◆ Exercise details:
Your task is to repeat the lines below exactly, excluding any pictures they contain.

(Extracted records)

---

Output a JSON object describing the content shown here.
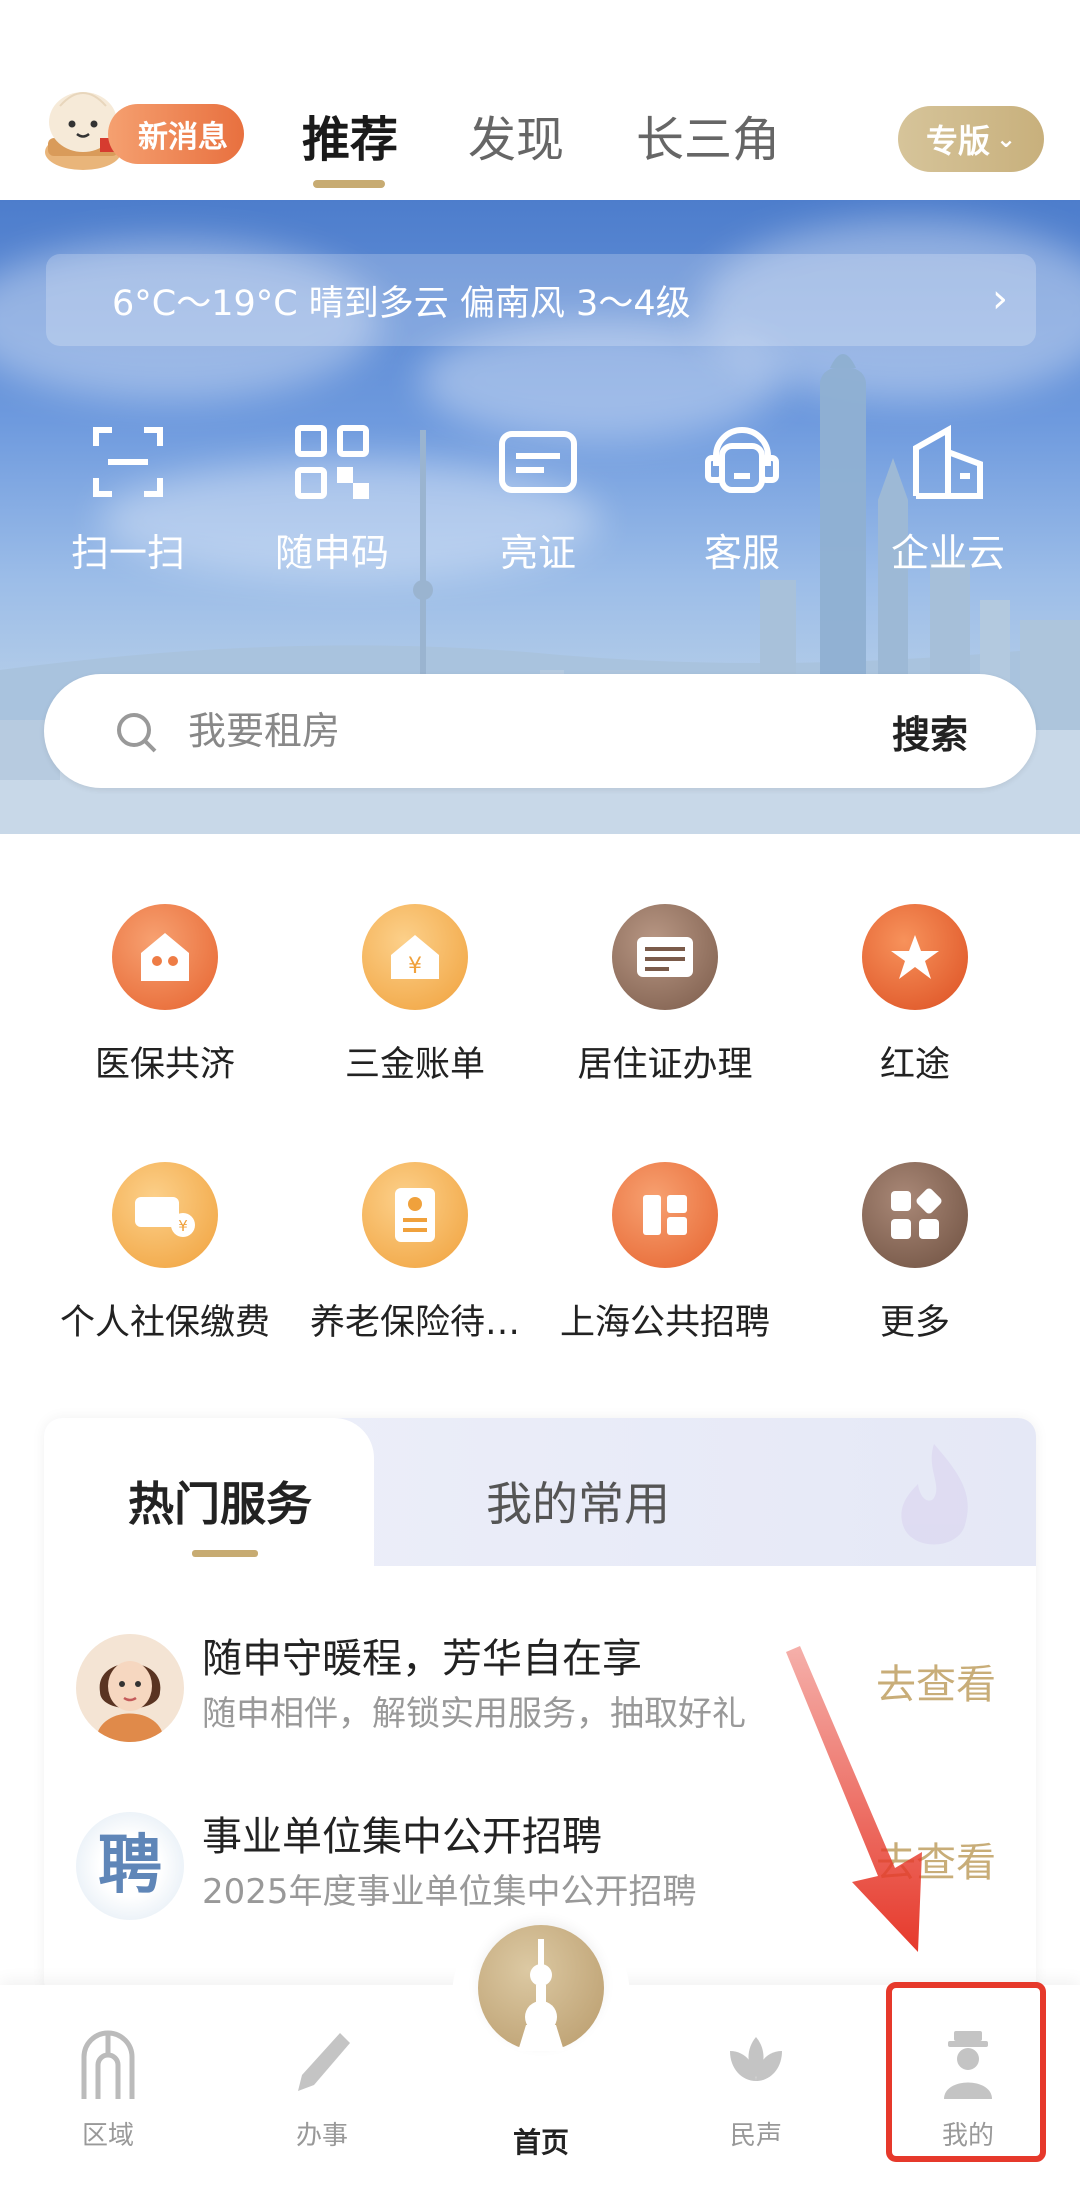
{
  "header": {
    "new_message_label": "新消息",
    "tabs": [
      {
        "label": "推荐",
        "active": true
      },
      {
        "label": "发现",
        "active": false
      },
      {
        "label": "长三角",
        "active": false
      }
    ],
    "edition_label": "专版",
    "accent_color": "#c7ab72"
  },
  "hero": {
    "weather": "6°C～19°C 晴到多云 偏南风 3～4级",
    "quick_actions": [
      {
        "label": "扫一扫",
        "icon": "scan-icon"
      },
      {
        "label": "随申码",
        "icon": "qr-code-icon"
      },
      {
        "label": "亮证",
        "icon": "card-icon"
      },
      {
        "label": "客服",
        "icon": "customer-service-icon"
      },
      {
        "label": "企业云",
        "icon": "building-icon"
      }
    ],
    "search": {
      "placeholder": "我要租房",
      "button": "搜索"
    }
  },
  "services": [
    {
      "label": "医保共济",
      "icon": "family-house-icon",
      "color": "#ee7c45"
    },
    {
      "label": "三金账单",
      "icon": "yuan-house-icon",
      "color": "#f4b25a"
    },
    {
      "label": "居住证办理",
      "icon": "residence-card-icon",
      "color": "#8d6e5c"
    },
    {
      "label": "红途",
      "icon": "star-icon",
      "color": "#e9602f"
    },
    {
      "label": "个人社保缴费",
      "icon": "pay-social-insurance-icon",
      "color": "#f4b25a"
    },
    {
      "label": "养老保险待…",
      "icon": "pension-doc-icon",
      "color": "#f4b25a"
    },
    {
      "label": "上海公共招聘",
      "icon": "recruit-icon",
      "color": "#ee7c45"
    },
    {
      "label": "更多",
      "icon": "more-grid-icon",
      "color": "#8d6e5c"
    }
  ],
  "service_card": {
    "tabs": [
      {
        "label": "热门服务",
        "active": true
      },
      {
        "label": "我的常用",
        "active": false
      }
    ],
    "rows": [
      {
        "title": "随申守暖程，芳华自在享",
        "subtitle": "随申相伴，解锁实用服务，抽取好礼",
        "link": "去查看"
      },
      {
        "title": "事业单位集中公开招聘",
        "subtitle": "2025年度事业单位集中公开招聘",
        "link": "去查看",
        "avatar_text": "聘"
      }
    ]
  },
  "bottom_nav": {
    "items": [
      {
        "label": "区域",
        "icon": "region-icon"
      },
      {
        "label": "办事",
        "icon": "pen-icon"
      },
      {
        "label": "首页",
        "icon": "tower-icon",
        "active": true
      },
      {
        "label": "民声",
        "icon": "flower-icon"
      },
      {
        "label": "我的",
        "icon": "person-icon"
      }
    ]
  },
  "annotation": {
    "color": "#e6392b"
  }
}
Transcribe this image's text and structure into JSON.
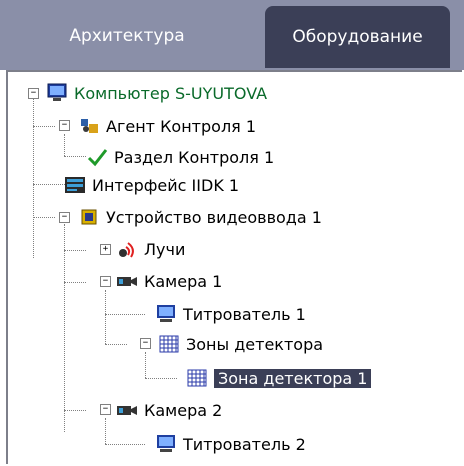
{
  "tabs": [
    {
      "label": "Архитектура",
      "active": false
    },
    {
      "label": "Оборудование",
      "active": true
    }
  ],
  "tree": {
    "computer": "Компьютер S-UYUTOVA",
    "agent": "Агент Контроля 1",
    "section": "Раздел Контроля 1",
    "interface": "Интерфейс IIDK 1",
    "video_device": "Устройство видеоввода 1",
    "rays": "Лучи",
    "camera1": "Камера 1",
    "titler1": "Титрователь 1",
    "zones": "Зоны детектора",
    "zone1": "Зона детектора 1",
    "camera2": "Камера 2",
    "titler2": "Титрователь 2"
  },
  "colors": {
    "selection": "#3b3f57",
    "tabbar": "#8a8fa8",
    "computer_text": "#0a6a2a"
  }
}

---

◆ Worked answer:
Output a JSON object describing the content shown here.
{
  "header": {
    "new_message_label": "新消息",
    "tabs": [
      {
        "label": "推荐",
        "active": true
      },
      {
        "label": "发现",
        "active": false
      },
      {
        "label": "长三角",
        "active": false
      }
    ],
    "edition_label": "专版",
    "accent_color": "#c7ab72"
  },
  "hero": {
    "weather": "6°C～19°C 晴到多云 偏南风 3～4级",
    "quick_actions": [
      {
        "label": "扫一扫",
        "icon": "scan-icon"
      },
      {
        "label": "随申码",
        "icon": "qr-code-icon"
      },
      {
        "label": "亮证",
        "icon": "card-icon"
      },
      {
        "label": "客服",
        "icon": "customer-service-icon"
      },
      {
        "label": "企业云",
        "icon": "building-icon"
      }
    ],
    "search": {
      "placeholder": "我要租房",
      "button": "搜索"
    }
  },
  "services": [
    {
      "label": "医保共济",
      "icon": "family-house-icon",
      "color": "#ee7c45"
    },
    {
      "label": "三金账单",
      "icon": "yuan-house-icon",
      "color": "#f4b25a"
    },
    {
      "label": "居住证办理",
      "icon": "residence-card-icon",
      "color": "#8d6e5c"
    },
    {
      "label": "红途",
      "icon": "star-icon",
      "color": "#e9602f"
    },
    {
      "label": "个人社保缴费",
      "icon": "pay-social-insurance-icon",
      "color": "#f4b25a"
    },
    {
      "label": "养老保险待…",
      "icon": "pension-doc-icon",
      "color": "#f4b25a"
    },
    {
      "label": "上海公共招聘",
      "icon": "recruit-icon",
      "color": "#ee7c45"
    },
    {
      "label": "更多",
      "icon": "more-grid-icon",
      "color": "#8d6e5c"
    }
  ],
  "service_card": {
    "tabs": [
      {
        "label": "热门服务",
        "active": true
      },
      {
        "label": "我的常用",
        "active": false
      }
    ],
    "rows": [
      {
        "title": "随申守暖程，芳华自在享",
        "subtitle": "随申相伴，解锁实用服务，抽取好礼",
        "link": "去查看"
      },
      {
        "title": "事业单位集中公开招聘",
        "subtitle": "2025年度事业单位集中公开招聘",
        "link": "去查看",
        "avatar_text": "聘"
      }
    ]
  },
  "bottom_nav": {
    "items": [
      {
        "label": "区域",
        "icon": "region-icon"
      },
      {
        "label": "办事",
        "icon": "pen-icon"
      },
      {
        "label": "首页",
        "icon": "tower-icon",
        "active": true
      },
      {
        "label": "民声",
        "icon": "flower-icon"
      },
      {
        "label": "我的",
        "icon": "person-icon"
      }
    ]
  },
  "annotation": {
    "color": "#e6392b"
  }
}
Transcribe this image's text and structure into JSON.
{
  "tabs": [
    {
      "label": "Архитектура",
      "active": false
    },
    {
      "label": "Оборудование",
      "active": true
    }
  ],
  "tree": {
    "computer": "Компьютер S-UYUTOVA",
    "agent": "Агент Контроля 1",
    "section": "Раздел Контроля 1",
    "interface": "Интерфейс IIDK 1",
    "video_device": "Устройство видеоввода 1",
    "rays": "Лучи",
    "camera1": "Камера 1",
    "titler1": "Титрователь 1",
    "zones": "Зоны детектора",
    "zone1": "Зона детектора 1",
    "camera2": "Камера 2",
    "titler2": "Титрователь 2"
  },
  "colors": {
    "selection": "#3b3f57",
    "tabbar": "#8a8fa8",
    "computer_text": "#0a6a2a"
  }
}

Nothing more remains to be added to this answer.